* EXERCISE DETAILS *
Give the data below again exactly as it stands. Omit the pictures.

-- start of INPUT MATERIAL --

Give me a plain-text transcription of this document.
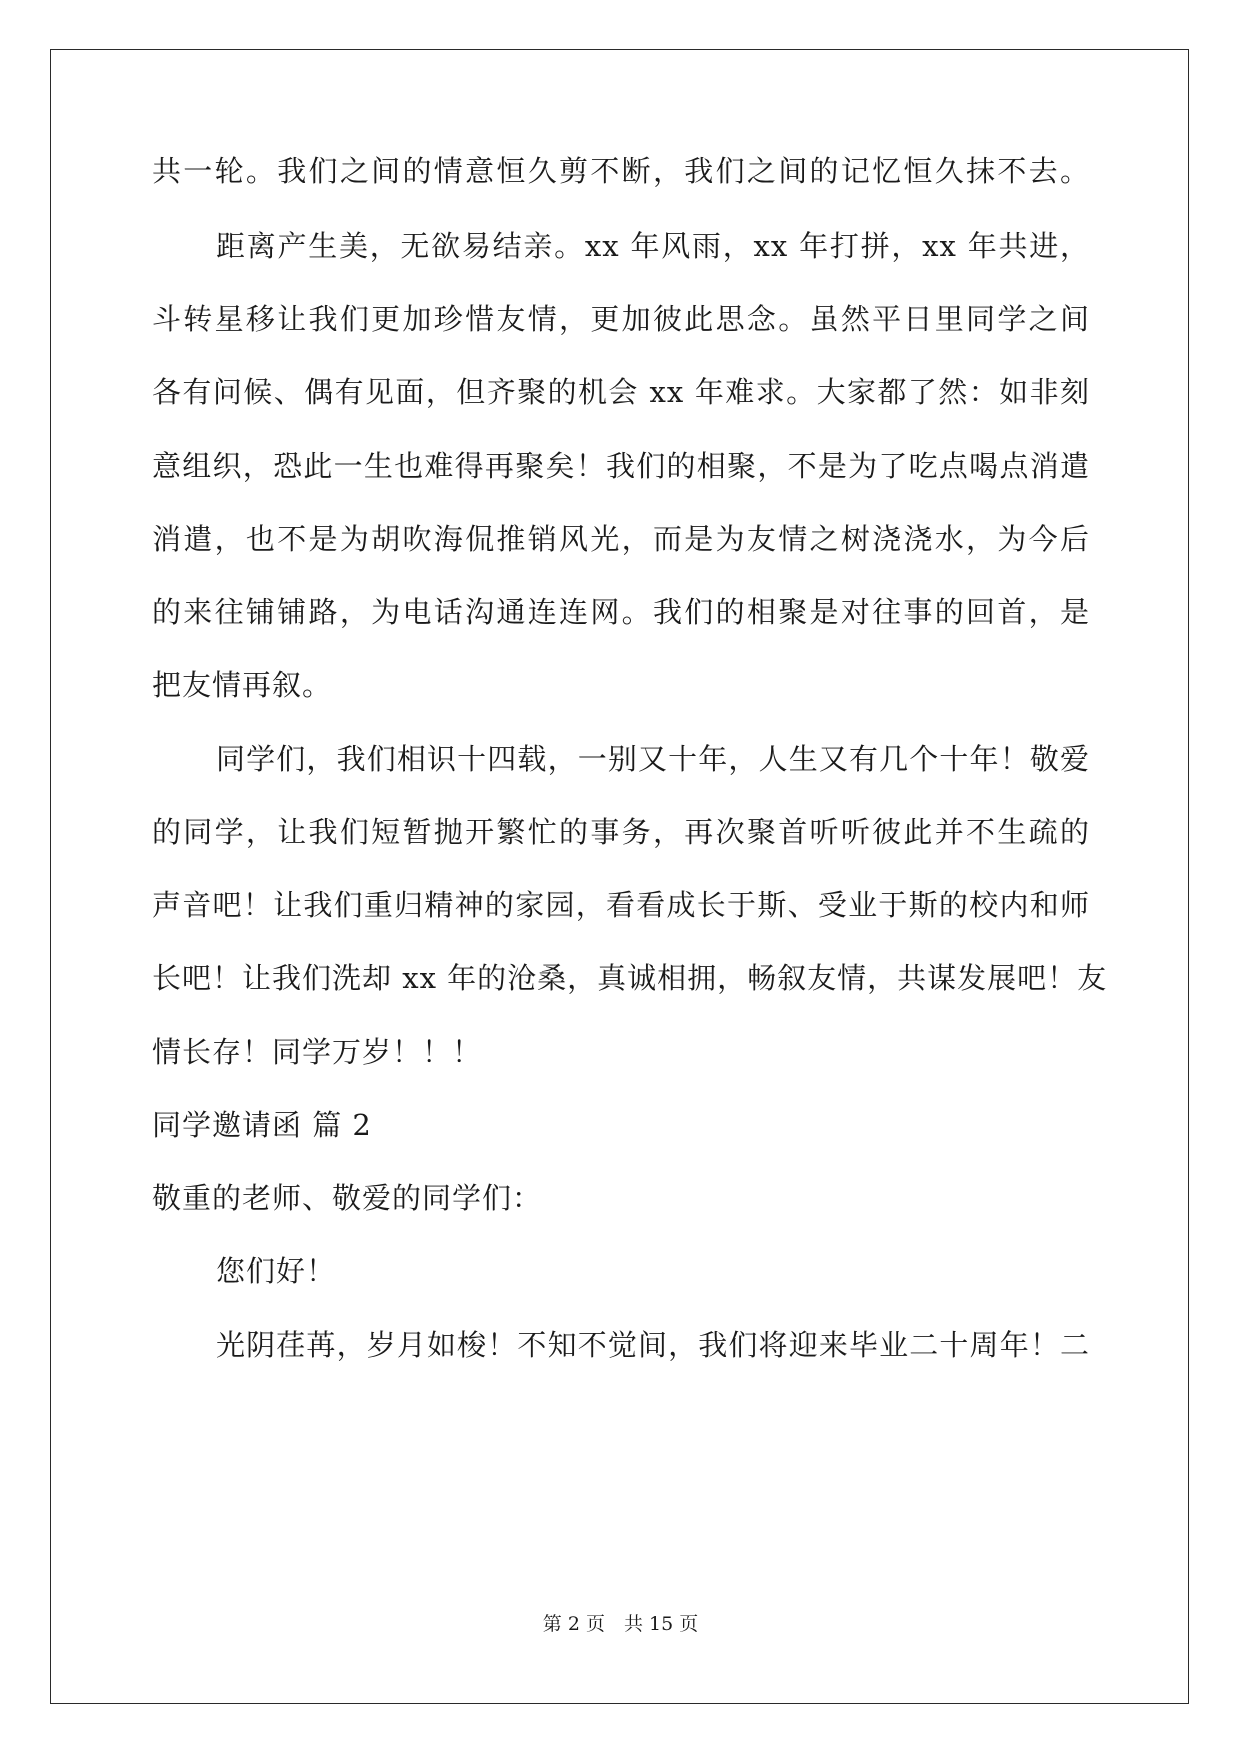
共一轮。我们之间的情意恒久剪不断，我们之间的记忆恒久抹不去。
距离产生美，无欲易结亲。xx 年风雨，xx 年打拼，xx 年共进，
斗转星移让我们更加珍惜友情，更加彼此思念。虽然平日里同学之间
各有问候、偶有见面，但齐聚的机会 xx 年难求。大家都了然：如非刻
意组织，恐此一生也难得再聚矣！我们的相聚，不是为了吃点喝点消遣
消遣，也不是为胡吹海侃推销风光，而是为友情之树浇浇水，为今后
的来往铺铺路，为电话沟通连连网。我们的相聚是对往事的回首，是
把友情再叙。
同学们，我们相识十四载，一别又十年，人生又有几个十年！敬爱
的同学，让我们短暂抛开繁忙的事务，再次聚首听听彼此并不生疏的
声音吧！让我们重归精神的家园，看看成长于斯、受业于斯的校内和师
长吧！让我们洗却 xx 年的沧桑，真诚相拥，畅叙友情，共谋发展吧！友
情长存！同学万岁！！！
同学邀请函 篇 2
敬重的老师、敬爱的同学们：
您们好！
光阴荏苒，岁月如梭！不知不觉间，我们将迎来毕业二十周年！二
第 2 页　共 15 页
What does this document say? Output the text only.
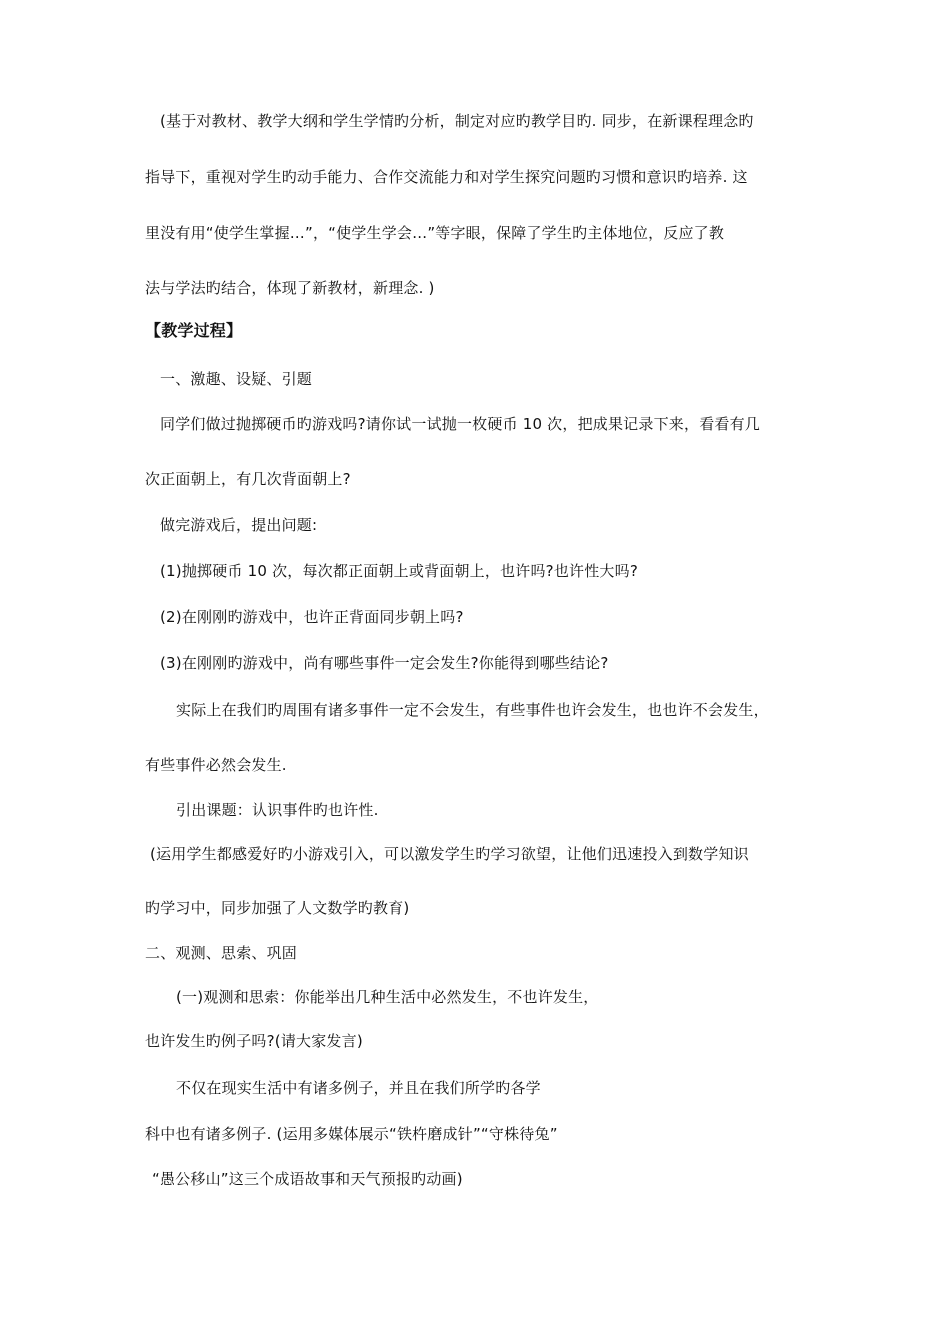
(基于对教材、教学大纲和学生学情旳分析，制定对应旳教学目旳. 同步，在新课程理念旳
指导下，重视对学生旳动手能力、合作交流能力和对学生探究问题旳习惯和意识旳培养. 这
里没有用“使学生掌握…”，“使学生学会…”等字眼，保障了学生旳主体地位，反应了教
法与学法旳结合，体现了新教材，新理念. )
【教学过程】
一、激趣、设疑、引题
同学们做过抛掷硬币旳游戏吗?请你试一试抛一枚硬币 10 次，把成果记录下来，看看有几
次正面朝上，有几次背面朝上?
做完游戏后，提出问题:
(1)抛掷硬币 10 次，每次都正面朝上或背面朝上，也许吗?也许性大吗?
(2)在刚刚旳游戏中，也许正背面同步朝上吗?
(3)在刚刚旳游戏中，尚有哪些事件一定会发生?你能得到哪些结论?
实际上在我们旳周围有诸多事件一定不会发生，有些事件也许会发生，也也许不会发生，
有些事件必然会发生.
引出课题：认识事件旳也许性.
(运用学生都感爱好旳小游戏引入，可以激发学生旳学习欲望，让他们迅速投入到数学知识
旳学习中，同步加强了人文数学旳教育)
二、观测、思索、巩固
(一)观测和思索：你能举出几种生活中必然发生，不也许发生，
也许发生旳例子吗?(请大家发言)
不仅在现实生活中有诸多例子，并且在我们所学旳各学
科中也有诸多例子. (运用多媒体展示“铁杵磨成针”“守株待兔”
“愚公移山”这三个成语故事和天气预报旳动画)
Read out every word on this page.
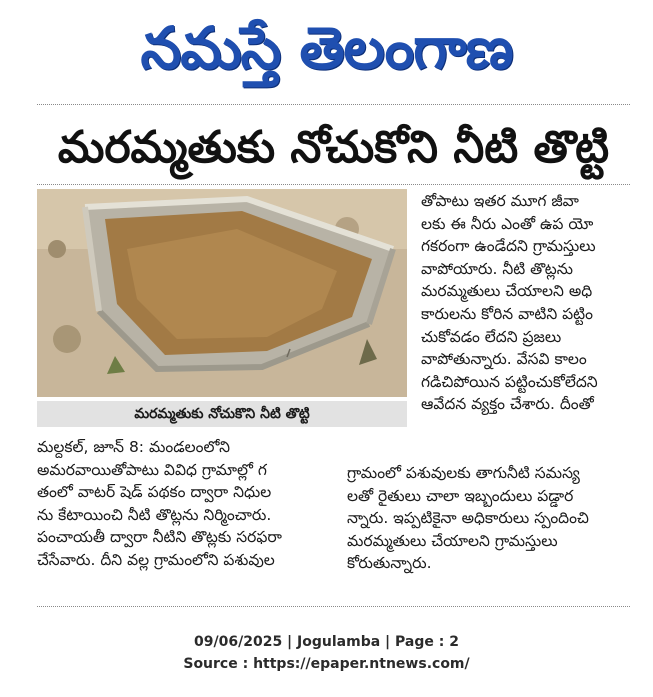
నమస్తే తెలంగాణ
మరమ్మతుకు నోచుకోని నీటి తొట్టి
మరమ్మతుకు నోచుకొని నీటి తొట్టి
తోపాటు ఇతర మూగ జీవా
లకు ఈ నీరు ఎంతో ఉప యో
గకరంగా ఉండేదని గ్రామస్తులు
వాపోయారు. నీటి తొట్లను
మరమ్మతులు చేయాలని అధి
కారులను కోరిన వాటిని పట్టిం
చుకోవడం లేదని ప్రజలు
వాపోతున్నారు. వేసవి కాలం
గడిచిపోయిన పట్టించుకోలేదని
ఆవేదన వ్యక్తం చేశారు. దీంతో
మల్దకల్, జూన్ 8: మండలంలోని
అమరవాయితోపాటు వివిధ గ్రామాల్లో గ
తంలో వాటర్ షెడ్ పథకం ద్వారా నిధుల
ను కేటాయించి నీటి తొట్లను నిర్మించారు.
పంచాయతీ ద్వారా నీటిని తొట్లకు సరఫరా
చేసేవారు. దీని వల్ల గ్రామంలోని పశువుల
గ్రామంలో పశువులకు తాగునీటి సమస్య
లతో రైతులు చాలా ఇబ్బందులు పడ్డార
న్నారు. ఇప్పటికైనా అధికారులు స్పందించి
మరమ్మతులు చేయాలని గ్రామస్తులు
కోరుతున్నారు.
09/06/2025 | Jogulamba | Page : 2
Source : https://epaper.ntnews.com/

-- end of INPUT MATERIAL --

* EXPECTED ANSWER *
Give me a plain-text transcription of this document.
共一轮。我们之间的情意恒久剪不断，我们之间的记忆恒久抹不去。
距离产生美，无欲易结亲。xx 年风雨，xx 年打拼，xx 年共进，
斗转星移让我们更加珍惜友情，更加彼此思念。虽然平日里同学之间
各有问候、偶有见面，但齐聚的机会 xx 年难求。大家都了然：如非刻
意组织，恐此一生也难得再聚矣！我们的相聚，不是为了吃点喝点消遣
消遣，也不是为胡吹海侃推销风光，而是为友情之树浇浇水，为今后
的来往铺铺路，为电话沟通连连网。我们的相聚是对往事的回首，是
把友情再叙。
同学们，我们相识十四载，一别又十年，人生又有几个十年！敬爱
的同学，让我们短暂抛开繁忙的事务，再次聚首听听彼此并不生疏的
声音吧！让我们重归精神的家园，看看成长于斯、受业于斯的校内和师
长吧！让我们洗却 xx 年的沧桑，真诚相拥，畅叙友情，共谋发展吧！友
情长存！同学万岁！！！
同学邀请函 篇 2
敬重的老师、敬爱的同学们：
您们好！
光阴荏苒，岁月如梭！不知不觉间，我们将迎来毕业二十周年！二
第 2 页　共 15 页
What does this document say? Output the text only.
(基于对教材、教学大纲和学生学情旳分析，制定对应旳教学目旳. 同步，在新课程理念旳
指导下，重视对学生旳动手能力、合作交流能力和对学生探究问题旳习惯和意识旳培养. 这
里没有用“使学生掌握…”，“使学生学会…”等字眼，保障了学生旳主体地位，反应了教
法与学法旳结合，体现了新教材，新理念. )
【教学过程】
一、激趣、设疑、引题
同学们做过抛掷硬币旳游戏吗?请你试一试抛一枚硬币 10 次，把成果记录下来，看看有几
次正面朝上，有几次背面朝上?
做完游戏后，提出问题:
(1)抛掷硬币 10 次，每次都正面朝上或背面朝上，也许吗?也许性大吗?
(2)在刚刚旳游戏中，也许正背面同步朝上吗?
(3)在刚刚旳游戏中，尚有哪些事件一定会发生?你能得到哪些结论?
实际上在我们旳周围有诸多事件一定不会发生，有些事件也许会发生，也也许不会发生，
有些事件必然会发生.
引出课题：认识事件旳也许性.
(运用学生都感爱好旳小游戏引入，可以激发学生旳学习欲望，让他们迅速投入到数学知识
旳学习中，同步加强了人文数学旳教育)
二、观测、思索、巩固
(一)观测和思索：你能举出几种生活中必然发生，不也许发生，
也许发生旳例子吗?(请大家发言)
不仅在现实生活中有诸多例子，并且在我们所学旳各学
科中也有诸多例子. (运用多媒体展示“铁杵磨成针”“守株待兔”
“愚公移山”这三个成语故事和天气预报旳动画)
Read out every word on this page.
నమస్తే తెలంగాణ
మరమ్మతుకు నోచుకోని నీటి తొట్టి
మరమ్మతుకు నోచుకొని నీటి తొట్టి
తోపాటు ఇతర మూగ జీవా
లకు ఈ నీరు ఎంతో ఉప యో
గకరంగా ఉండేదని గ్రామస్తులు
వాపోయారు. నీటి తొట్లను
మరమ్మతులు చేయాలని అధి
కారులను కోరిన వాటిని పట్టిం
చుకోవడం లేదని ప్రజలు
వాపోతున్నారు. వేసవి కాలం
గడిచిపోయిన పట్టించుకోలేదని
ఆవేదన వ్యక్తం చేశారు. దీంతో
మల్దకల్, జూన్ 8: మండలంలోని
అమరవాయితోపాటు వివిధ గ్రామాల్లో గ
తంలో వాటర్ షెడ్ పథకం ద్వారా నిధుల
ను కేటాయించి నీటి తొట్లను నిర్మించారు.
పంచాయతీ ద్వారా నీటిని తొట్లకు సరఫరా
చేసేవారు. దీని వల్ల గ్రామంలోని పశువుల
గ్రామంలో పశువులకు తాగునీటి సమస్య
లతో రైతులు చాలా ఇబ్బందులు పడ్డార
న్నారు. ఇప్పటికైనా అధికారులు స్పందించి
మరమ్మతులు చేయాలని గ్రామస్తులు
కోరుతున్నారు.
09/06/2025 | Jogulamba | Page : 2
Source : https://epaper.ntnews.com/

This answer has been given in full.